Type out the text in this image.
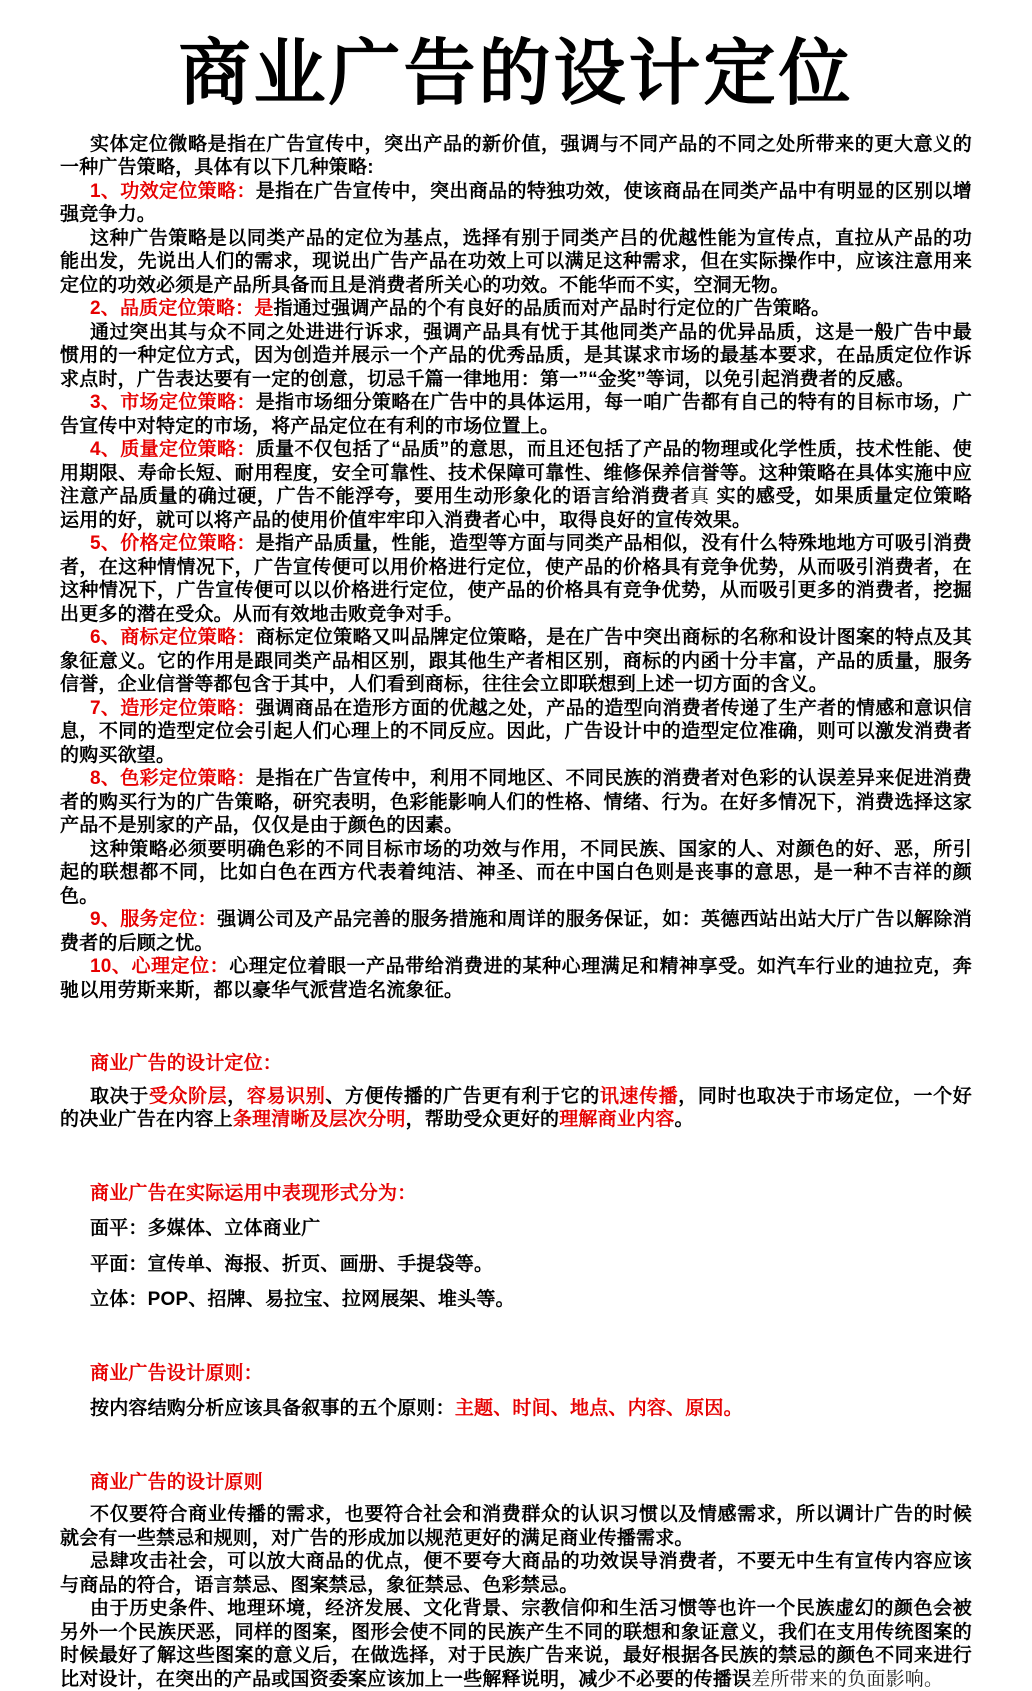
商业广告的设计定位

实体定位微略是指在广告宣传中，突出产品的新价值，强调与不同产品的不同之处所带来的更大意义的一种广告策略，具体有以下几种策略:

1、功效定位策略：是指在广告宣传中，突出商品的特独功效，使该商品在同类产品中有明显的区别以增强竞争力。

这种广告策略是以同类产品的定位为基点，选择有别于同类产吕的优越性能为宣传点，直拉从产品的功能出发，先说出人们的需求，现说出广告产品在功效上可以满足这种需求，但在实际操作中，应该注意用来定位的功效必须是产品所具备而且是消费者所关心的功效。不能华而不实，空洞无物。

2、品质定位策略：是指通过强调产品的个有良好的品质而对产品时行定位的广告策略。

通过突出其与众不同之处进进行诉求，强调产品具有忧于其他同类产品的优异品质，这是一般广告中最惯用的一种定位方式，因为创造并展示一个产品的优秀品质，是其谋求市场的最基本要求，在品质定位作诉求点时，广告表达要有一定的创意，切忌千篇一律地用：第一”“金奖”等词，以免引起消费者的反感。

3、市场定位策略：是指市场细分策略在广告中的具体运用，每一咱广告都有自己的特有的目标市场，广告宣传中对特定的市场，将产品定位在有利的市场位置上。

4、质量定位策略：质量不仅包括了“品质”的意思，而且还包括了产品的物理或化学性质，技术性能、使用期限、寿命长短、耐用程度，安全可靠性、技术保障可靠性、维修保养信誉等。这种策略在具体实施中应注意产品质量的确过硬，广告不能浮夸，要用生动形象化的语言给消费者真 实的感受，如果质量定位策略 运用的好，就可以将产品的使用价值牢牢印入消费者心中，取得良好的宣传效果。

5、价格定位策略：是指产品质量，性能，造型等方面与同类产品相似，没有什么特殊地地方可吸引消费者，在这种情情况下，广告宣传便可以用价格进行定位，使产品的价格具有竞争优势，从而吸引消费者，在这种情况下，广告宣传便可以以价格进行定位，使产品的价格具有竞争优势，从而吸引更多的消费者，挖掘出更多的潜在受众。从而有效地击败竞争对手。

6、商标定位策略：商标定位策略又叫品牌定位策略，是在广告中突出商标的名称和设计图案的特点及其象征意义。它的作用是跟同类产品相区别，跟其他生产者相区别，商标的内函十分丰富，产品的质量，服务信誉，企业信誉等都包含于其中，人们看到商标，往往会立即联想到上述一切方面的含义。

7、造形定位策略：强调商品在造形方面的优越之处，产品的造型向消费者传递了生产者的情感和意识信息，不同的造型定位会引起人们心理上的不同反应。因此，广告设计中的造型定位准确，则可以激发消费者的购买欲望。

8、色彩定位策略：是指在广告宣传中，利用不同地区、不同民族的消费者对色彩的认误差异来促进消费者的购买行为的广告策略，研究表明，色彩能影响人们的性格、情绪、行为。在好多情况下，消费选择这家产品不是别家的产品，仅仅是由于颜色的因素。

这种策略必须要明确色彩的不同目标市场的功效与作用，不同民族、国家的人、对颜色的好、恶，所引起的联想都不同，比如白色在西方代表着纯洁、神圣、而在中国白色则是丧事的意思，是一种不吉祥的颜色。

9、服务定位：强调公司及产品完善的服务措施和周详的服务保证，如：英德西站出站大厅广告以解除消费者的后顾之忧。

10、心理定位：心理定位着眼一产品带给消费进的某种心理满足和精神享受。如汽车行业的迪拉克，奔驰以用劳斯来斯，都以豪华气派营造名流象征。

商业广告的设计定位：

取决于受众阶层，容易识别、方便传播的广告更有利于它的讯速传播，同时也取决于市场定位，一个好的决业广告在内容上条理清晰及层次分明，帮助受众更好的理解商业内容。

商业广告在实际运用中表现形式分为：

面平：多媒体、立体商业广

平面：宣传单、海报、折页、画册、手提袋等。

立体：POP、招牌、易拉宝、拉网展架、堆头等。

商业广告设计原则：

按内容结购分析应该具备叙事的五个原则：主题、时间、地点、内容、原因。

商业广告的设计原则

不仅要符合商业传播的需求，也要符合社会和消费群众的认识习惯以及情感需求，所以调计广告的时候就会有一些禁忌和规则，对广告的形成加以规范更好的满足商业传播需求。

忌肆攻击社会，可以放大商品的优点，便不要夸大商品的功效误导消费者，不要无中生有宣传内容应该与商品的符合，语言禁忌、图案禁忌，象征禁忌、色彩禁忌。

由于历史条件、地理环境，经济发展、文化背景、宗教信仰和生活习惯等也许一个民族虚幻的颜色会被另外一个民族厌恶，同样的图案，图形会使不同的民族产生不同的联想和象证意义，我们在支用传统图案的时候最好了解这些图案的意义后，在做选择，对于民族广告来说，最好根据各民族的禁忌的颜色不同来进行比对设计，在突出的产品或国资委案应该加上一些解释说明，减少不必要的传播误差所带来的负面影响。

━━━━━━━━━━━━━━━━━━━━

Except for the pictures, copy the material above exactly.

The completed task:
Type out the text in this image.
商业广告的设计定位

实体定位微略是指在广告宣传中，突出产品的新价值，强调与不同产品的不同之处所带来的更大意义的一种广告策略，具体有以下几种策略:

1、功效定位策略：是指在广告宣传中，突出商品的特独功效，使该商品在同类产品中有明显的区别以增强竞争力。

这种广告策略是以同类产品的定位为基点，选择有别于同类产吕的优越性能为宣传点，直拉从产品的功能出发，先说出人们的需求，现说出广告产品在功效上可以满足这种需求，但在实际操作中，应该注意用来定位的功效必须是产品所具备而且是消费者所关心的功效。不能华而不实，空洞无物。

2、品质定位策略：是指通过强调产品的个有良好的品质而对产品时行定位的广告策略。

通过突出其与众不同之处进进行诉求，强调产品具有忧于其他同类产品的优异品质，这是一般广告中最惯用的一种定位方式，因为创造并展示一个产品的优秀品质，是其谋求市场的最基本要求，在品质定位作诉求点时，广告表达要有一定的创意，切忌千篇一律地用：第一”“金奖”等词，以免引起消费者的反感。

3、市场定位策略：是指市场细分策略在广告中的具体运用，每一咱广告都有自己的特有的目标市场，广告宣传中对特定的市场，将产品定位在有利的市场位置上。

4、质量定位策略：质量不仅包括了“品质”的意思，而且还包括了产品的物理或化学性质，技术性能、使用期限、寿命长短、耐用程度，安全可靠性、技术保障可靠性、维修保养信誉等。这种策略在具体实施中应注意产品质量的确过硬，广告不能浮夸，要用生动形象化的语言给消费者真 实的感受，如果质量定位策略 运用的好，就可以将产品的使用价值牢牢印入消费者心中，取得良好的宣传效果。

5、价格定位策略：是指产品质量，性能，造型等方面与同类产品相似，没有什么特殊地地方可吸引消费者，在这种情情况下，广告宣传便可以用价格进行定位，使产品的价格具有竞争优势，从而吸引消费者，在这种情况下，广告宣传便可以以价格进行定位，使产品的价格具有竞争优势，从而吸引更多的消费者，挖掘出更多的潜在受众。从而有效地击败竞争对手。

6、商标定位策略：商标定位策略又叫品牌定位策略，是在广告中突出商标的名称和设计图案的特点及其象征意义。它的作用是跟同类产品相区别，跟其他生产者相区别，商标的内函十分丰富，产品的质量，服务信誉，企业信誉等都包含于其中，人们看到商标，往往会立即联想到上述一切方面的含义。

7、造形定位策略：强调商品在造形方面的优越之处，产品的造型向消费者传递了生产者的情感和意识信息，不同的造型定位会引起人们心理上的不同反应。因此，广告设计中的造型定位准确，则可以激发消费者的购买欲望。

8、色彩定位策略：是指在广告宣传中，利用不同地区、不同民族的消费者对色彩的认误差异来促进消费者的购买行为的广告策略，研究表明，色彩能影响人们的性格、情绪、行为。在好多情况下，消费选择这家产品不是别家的产品，仅仅是由于颜色的因素。

这种策略必须要明确色彩的不同目标市场的功效与作用，不同民族、国家的人、对颜色的好、恶，所引起的联想都不同，比如白色在西方代表着纯洁、神圣、而在中国白色则是丧事的意思，是一种不吉祥的颜色。

9、服务定位：强调公司及产品完善的服务措施和周详的服务保证，如：英德西站出站大厅广告以解除消费者的后顾之忧。

10、心理定位：心理定位着眼一产品带给消费进的某种心理满足和精神享受。如汽车行业的迪拉克，奔驰以用劳斯来斯，都以豪华气派营造名流象征。

商业广告的设计定位：

取决于受众阶层，容易识别、方便传播的广告更有利于它的讯速传播，同时也取决于市场定位，一个好的决业广告在内容上条理清晰及层次分明，帮助受众更好的理解商业内容。

商业广告在实际运用中表现形式分为：

面平：多媒体、立体商业广

平面：宣传单、海报、折页、画册、手提袋等。

立体：POP、招牌、易拉宝、拉网展架、堆头等。

商业广告设计原则：

按内容结购分析应该具备叙事的五个原则：主题、时间、地点、内容、原因。

商业广告的设计原则

不仅要符合商业传播的需求，也要符合社会和消费群众的认识习惯以及情感需求，所以调计广告的时候就会有一些禁忌和规则，对广告的形成加以规范更好的满足商业传播需求。

忌肆攻击社会，可以放大商品的优点，便不要夸大商品的功效误导消费者，不要无中生有宣传内容应该与商品的符合，语言禁忌、图案禁忌，象征禁忌、色彩禁忌。

由于历史条件、地理环境，经济发展、文化背景、宗教信仰和生活习惯等也许一个民族虚幻的颜色会被另外一个民族厌恶，同样的图案，图形会使不同的民族产生不同的联想和象证意义，我们在支用传统图案的时候最好了解这些图案的意义后，在做选择，对于民族广告来说，最好根据各民族的禁忌的颜色不同来进行比对设计，在突出的产品或国资委案应该加上一些解释说明，减少不必要的传播误差所带来的负面影响。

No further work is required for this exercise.